** What you need to do **
A – According to the biographical excerpt, what subject did Helen go to Newnham College, Cambridge, to study?
B – Reproduce the biographical excerpt between "Helen and her" and "with her husband.", inclusive, renaming "COS" to "C.O.S." throughout.

** Page excerpt **
Helen and her sisters were educated at home by a governess. In 1886, at the age of twenty-six, she went to Newnham College, Cambridge, to study moral sciences. She obtained a first-class degree in 1889 and appears to have had academic ambitions. However, she failed to get any academic position.[2]

Career

Having moved to London, she joined the Charity Organisation Society (COS), a body committed to rationalizing London's huge collection of private charities. She became organizer and district secretary of the society's Shoreditch branch. She was also active in the London Ethical Society, where she met the philosopher Bernard Bosanquet (1848–1923), whom she married on 13 December 1895.[3] In addition to an active public career as a theorist and publicist for the COS, she worked as a translator of German philosophy and sociology, and as a collaborator with her husband.

** Excerpted records **
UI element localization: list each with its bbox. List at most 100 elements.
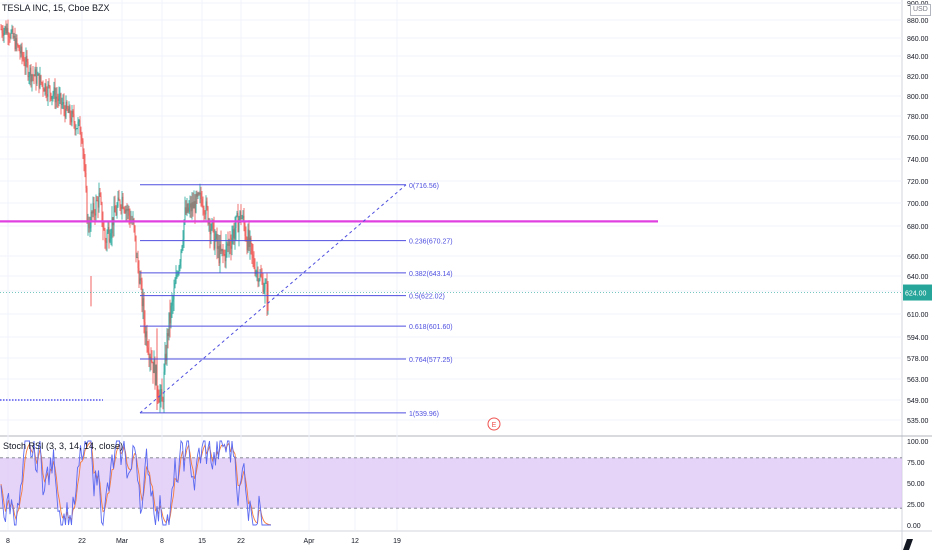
candle-body <box>44 83 46 92</box>
candle-body <box>53 87 55 95</box>
candle-body <box>184 207 186 221</box>
candle-body <box>232 229 234 238</box>
candle-body <box>249 237 251 247</box>
candle-body <box>247 229 249 251</box>
candle-body <box>123 208 125 210</box>
candle-body <box>35 69 37 84</box>
candle-body <box>10 31 12 38</box>
fib-level-label: 0.236(670.27) <box>409 239 453 246</box>
candle-body <box>216 233 218 249</box>
stoch-rsi-title[interactable]: Stoch RSI (3, 3, 14, 14, close) <box>3 441 124 451</box>
candle-body <box>102 222 104 229</box>
candle-body <box>92 203 94 214</box>
candle-body <box>12 28 14 38</box>
candle-body <box>248 229 250 247</box>
candle-body <box>262 278 264 293</box>
candle-body <box>17 44 19 46</box>
candle-body <box>3 30 5 36</box>
candle-body <box>263 289 265 293</box>
rsi-tick-label: 25.00 <box>907 502 925 509</box>
candle-body <box>197 193 199 197</box>
candle-body <box>217 246 219 249</box>
candle-body <box>125 209 127 213</box>
candle-body <box>29 67 31 76</box>
candle-body <box>137 256 139 269</box>
candle-body <box>9 37 11 38</box>
candle-body <box>143 298 145 322</box>
candle-body <box>253 258 255 267</box>
candle-body <box>238 219 240 233</box>
candle-body <box>116 206 118 216</box>
candle-body <box>26 55 28 62</box>
candle-body <box>117 197 119 207</box>
candle-body <box>221 249 223 252</box>
candle-body <box>70 117 72 123</box>
candle-body <box>6 28 8 34</box>
candle-body <box>151 361 153 363</box>
candle-body <box>27 61 29 78</box>
symbol-title[interactable]: TESLA INC, 15, Cboe BZX <box>2 3 110 13</box>
price-tick-label: 640.00 <box>907 274 929 281</box>
candle-body <box>61 104 63 105</box>
price-tick-label: 680.00 <box>907 224 929 231</box>
candle-body <box>129 215 131 223</box>
current-price-label: 624.00 <box>905 291 927 298</box>
candle-body <box>52 94 54 97</box>
candle-body <box>182 239 184 246</box>
currency-badge[interactable]: USD <box>910 4 931 16</box>
candle-body <box>185 207 187 214</box>
rsi-tick-label: 75.00 <box>907 460 925 467</box>
candle-body <box>179 261 181 267</box>
candle-body <box>194 201 196 213</box>
time-tick-label: 8 <box>160 538 164 545</box>
candle-body <box>99 192 101 197</box>
price-tick-label: 880.00 <box>907 18 929 25</box>
candle-body <box>64 108 66 118</box>
candle-body <box>170 305 172 324</box>
candle-body <box>122 196 124 209</box>
candle-body <box>30 67 32 82</box>
candle-body <box>51 96 53 100</box>
candle-body <box>85 172 87 189</box>
candle-body <box>127 208 129 211</box>
tradingview-logo-icon[interactable] <box>903 539 913 550</box>
candle-body <box>189 203 191 208</box>
candle-body <box>15 38 17 50</box>
candle-body <box>83 150 85 165</box>
candle-body <box>28 75 30 78</box>
candle-body <box>147 347 149 353</box>
candle-body <box>169 312 171 324</box>
time-tick-label: 22 <box>78 538 86 545</box>
candle-body <box>86 188 88 223</box>
candle-body <box>251 243 253 255</box>
time-tick-label: 12 <box>351 538 359 545</box>
candle-body <box>172 299 174 302</box>
candle-body <box>177 274 179 276</box>
candle-body <box>166 333 168 361</box>
price-tick-label: 535.00 <box>907 418 929 425</box>
candle-body <box>160 389 162 395</box>
current-price-badge <box>903 284 932 301</box>
rsi-tick-label: 50.00 <box>907 481 925 488</box>
candle-body <box>72 111 74 114</box>
candle-body <box>24 64 26 67</box>
candle-body <box>207 207 209 224</box>
candle-body <box>126 209 128 211</box>
price-tick-label: 610.00 <box>907 312 929 319</box>
candle-body <box>205 201 207 215</box>
candle-body <box>158 397 160 403</box>
candle-body <box>244 223 246 236</box>
candle-body <box>37 73 39 76</box>
candle-body <box>111 217 113 234</box>
price-tick-label: 760.00 <box>907 135 929 142</box>
candle-body <box>154 358 156 386</box>
candle-body <box>206 201 208 208</box>
candle-body <box>203 207 205 214</box>
candle-body <box>49 85 51 94</box>
candle-body <box>47 84 49 97</box>
candle-body <box>252 254 254 259</box>
candle-body <box>219 244 221 264</box>
candle-body <box>76 128 78 130</box>
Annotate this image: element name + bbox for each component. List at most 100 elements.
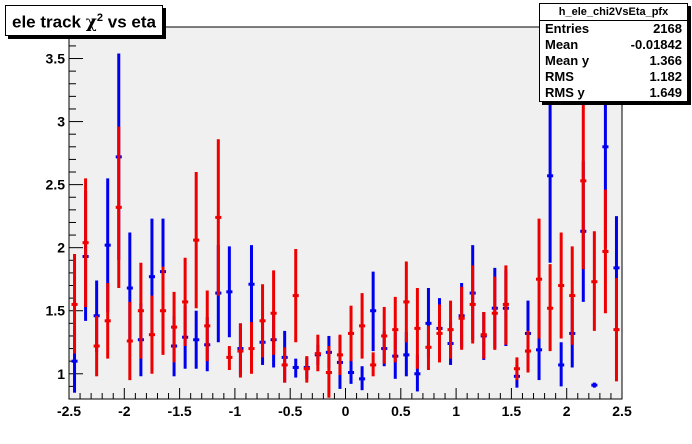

** Correct answers **
A – Moral sciences.

B –
Helen and her sisters were educated at home by a governess. In 1886, at the age of twenty-six, she went to Newnham College, Cambridge, to study moral sciences. She obtained a first-class degree in 1889 and appears to have had academic ambitions. However, she failed to get any academic position.[2]

Career

Having moved to London, she joined the Charity Organisation Society (C.O.S.), a body committed to rationalizing London's huge collection of private charities. She became organizer and district secretary of the society's Shoreditch branch. She was also active in the London Ethical Society, where she met the philosopher Bernard Bosanquet (1848–1923), whom she married on 13 December 1895.[3] In addition to an active public career as a theorist and publicist for the C.O.S., she worked as a translator of German philosophy and sociology, and as a collaborator with her husband.